##### TEXT SEGMENT #####

Skip to Content

‘The Beginner’s Guide’: Confessions of a game designer

‘The Beginner’s Guide’: Confessions of a game designer

space

The Beginner’s Guide
Developed by Everything Unlimited Ltd.
Published by Everything Unlimited Ltd.
Available on PC, Mac

To enjoy this game you have to let it surprise you, but to meaningfully write about it I will have to spoil the surprise. So, if you have not played it yet, stop reading this. What was clever, cold, and schematic in The Stanley Parable is stirring and emotional (deceivingly so) in Davey Wreden’s newest title. Both games share similar features. They’re first-person adventures in which a narrator/designer guides us through corridor-based scenarios that interrogate videogame conventions. Except this time the narrator is Wreden himself, who adds commentary to what he presents as the collected, unreleased, and often unfinished works of his former friend, Coda.

This conceit should be familiar to anyone who’s read Vladimir Nabokov’s Pale Fire or Mark Z. Danielewski’s House of Leaves, novels that lampoon academic footnotes and endnotes, and include fictional commentators who appropriate the commented texts and compete with their authors. Wreden does something similar, albeit through a more videogamey paratextual element: the developer commentary, as seen in Portal or Brendon Chung’s Thirty Flights of Loving. (Incidentally, Coda’s games, among them a glitchy first-person shooter and several crude yet visually arresting adventures, resemble Chung’s early experiments, like Barista 2, Bugstompers, and Grotto King. My wild, probably false hypothesis? Coda is Chung.) Like these, The Beginner’s Guide is really short, only 90 minutes long. Yet 90 minutes can take a lifetime to forget.

#####

● **REQUIREMENTS**
**a.** Answer these questions using the game review:
(i) Which company developed The Beginner's Guide?
(ii) What name does the narrator give his former friend whose works he presents?
(iii) How long does the review say The Beginner's Guide lasts?
**b.** Rewrite everything in the game review from "Skip to Content" down to "Published by Everything Unlimited Ltd.", with "Published" changed to "Released".

##### DATASET CONTENT #####

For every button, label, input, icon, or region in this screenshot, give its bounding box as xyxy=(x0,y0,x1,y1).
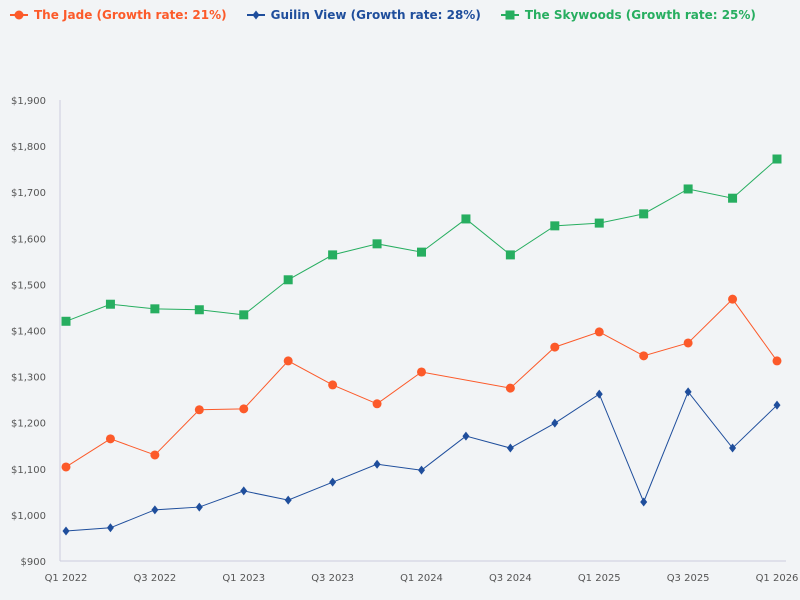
legend: The Jade (Growth rate: 21%) Guilin View (… xyxy=(10,8,756,22)
data-point-guilin-view xyxy=(106,523,114,533)
data-point-guilin-view xyxy=(284,495,292,505)
diamond-marker-icon xyxy=(246,10,265,20)
data-point-the-skywoods xyxy=(372,239,382,249)
y-tick-label: $1,000 xyxy=(11,511,46,522)
x-tick-label: Q1 2023 xyxy=(222,573,265,584)
data-point-the-jade xyxy=(239,404,249,414)
x-tick-label: Q3 2023 xyxy=(311,573,354,584)
legend-item-guilin-view[interactable]: Guilin View (Growth rate: 28%) xyxy=(246,8,481,22)
legend-label: The Skywoods (Growth rate: 25%) xyxy=(524,8,756,22)
square-marker-icon xyxy=(500,10,519,20)
x-tick-label: Q1 2025 xyxy=(578,573,621,584)
legend-item-the-skywoods[interactable]: The Skywoods (Growth rate: 25%) xyxy=(500,8,756,22)
data-point-guilin-view xyxy=(773,400,781,410)
y-tick-label: $1,400 xyxy=(11,327,46,338)
y-tick-label: $1,800 xyxy=(11,142,46,153)
data-point-the-jade xyxy=(283,356,293,366)
data-point-guilin-view xyxy=(640,497,648,507)
x-tick-label: Q3 2022 xyxy=(133,573,176,584)
legend-label: The Jade (Growth rate: 21%) xyxy=(34,8,227,22)
data-point-the-jade xyxy=(61,462,71,472)
series-line-guilin-view xyxy=(65,390,778,532)
data-point-guilin-view xyxy=(729,443,737,453)
data-point-the-skywoods xyxy=(417,247,426,257)
data-point-the-skywoods xyxy=(328,250,338,260)
data-point-guilin-view xyxy=(62,526,70,536)
data-point-the-skywoods xyxy=(639,209,649,219)
x-tick-label: Q3 2025 xyxy=(667,573,710,584)
data-point-the-skywoods xyxy=(239,310,249,320)
data-point-the-jade xyxy=(594,327,604,337)
data-point-the-jade xyxy=(194,405,204,415)
data-point-the-skywoods xyxy=(683,184,693,194)
legend-item-the-jade[interactable]: The Jade (Growth rate: 21%) xyxy=(10,8,227,22)
data-point-the-jade xyxy=(105,434,115,444)
y-tick-label: $1,600 xyxy=(11,234,46,245)
y-tick-label: $1,700 xyxy=(11,188,46,199)
data-point-guilin-view xyxy=(151,505,159,515)
data-point-the-jade xyxy=(550,342,560,352)
data-point-the-skywoods xyxy=(505,250,515,260)
data-point-the-jade xyxy=(639,351,649,361)
data-point-guilin-view xyxy=(462,431,470,441)
data-point-guilin-view xyxy=(551,418,559,428)
y-tick-label: $1,200 xyxy=(11,419,46,430)
data-point-guilin-view xyxy=(506,443,514,453)
data-point-the-jade xyxy=(150,450,160,460)
data-point-the-jade xyxy=(372,399,382,409)
data-point-guilin-view xyxy=(195,502,203,512)
series-line-the-jade xyxy=(65,298,778,468)
y-tick-label: $1,300 xyxy=(11,373,46,384)
data-point-the-skywoods xyxy=(594,218,604,228)
data-point-guilin-view xyxy=(684,387,692,397)
legend-label: Guilin View (Growth rate: 28%) xyxy=(270,8,481,22)
data-point-the-skywoods xyxy=(194,305,204,315)
data-point-the-jade xyxy=(505,383,515,393)
y-tick-label: $1,500 xyxy=(11,280,46,291)
x-tick-label: Q1 2026 xyxy=(756,573,799,584)
y-tick-label: $1,900 xyxy=(11,96,46,107)
x-tick-label: Q1 2022 xyxy=(45,573,88,584)
data-point-guilin-view xyxy=(240,486,248,496)
y-tick-label: $900 xyxy=(21,557,46,568)
data-point-the-skywoods xyxy=(105,299,115,309)
circle-marker-icon xyxy=(10,10,28,20)
x-tick-label: Q1 2024 xyxy=(400,573,443,584)
data-point-the-skywoods xyxy=(550,221,560,231)
data-point-the-jade xyxy=(772,356,782,366)
data-point-the-jade xyxy=(417,367,426,377)
data-point-the-jade xyxy=(683,338,693,348)
data-point-the-skywoods xyxy=(772,154,782,164)
data-point-the-skywoods xyxy=(461,214,471,224)
data-point-the-skywoods xyxy=(728,193,738,203)
data-point-guilin-view xyxy=(373,459,381,469)
series-line-the-skywoods xyxy=(65,158,778,322)
data-point-the-jade xyxy=(728,294,738,304)
data-point-guilin-view xyxy=(329,477,337,487)
data-point-the-jade xyxy=(328,380,338,390)
data-point-guilin-view xyxy=(595,389,603,399)
data-point-the-skywoods xyxy=(150,304,160,314)
data-point-the-skywoods xyxy=(283,275,293,285)
data-point-guilin-view xyxy=(418,465,425,475)
y-tick-label: $1,100 xyxy=(11,465,46,476)
x-tick-label: Q3 2024 xyxy=(489,573,532,584)
data-point-the-skywoods xyxy=(61,316,71,326)
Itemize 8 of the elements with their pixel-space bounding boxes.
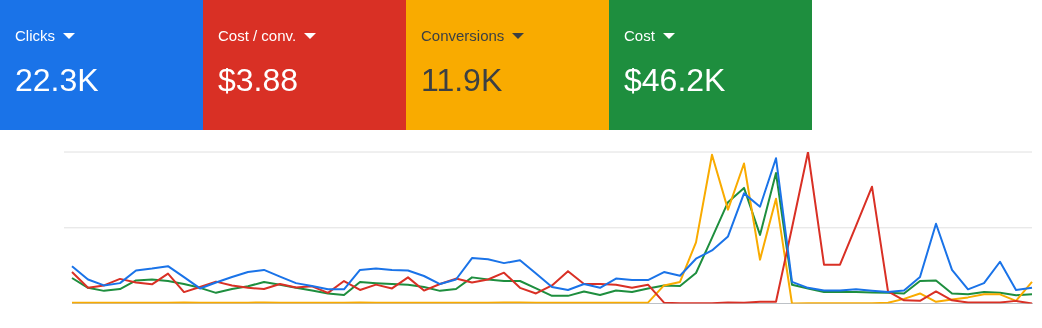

#####

● **ANSWERS TO THE PROBLEMS**
**a.**
(i) Everything Unlimited Ltd.
(ii) Coda
(iii) 90 minutes

**b.**
Skip to Content

‘The Beginner’s Guide’: Confessions of a game designer

‘The Beginner’s Guide’: Confessions of a game designer

space

The Beginner’s Guide
Developed by Everything Unlimited Ltd.
Released by Everything Unlimited Ltd.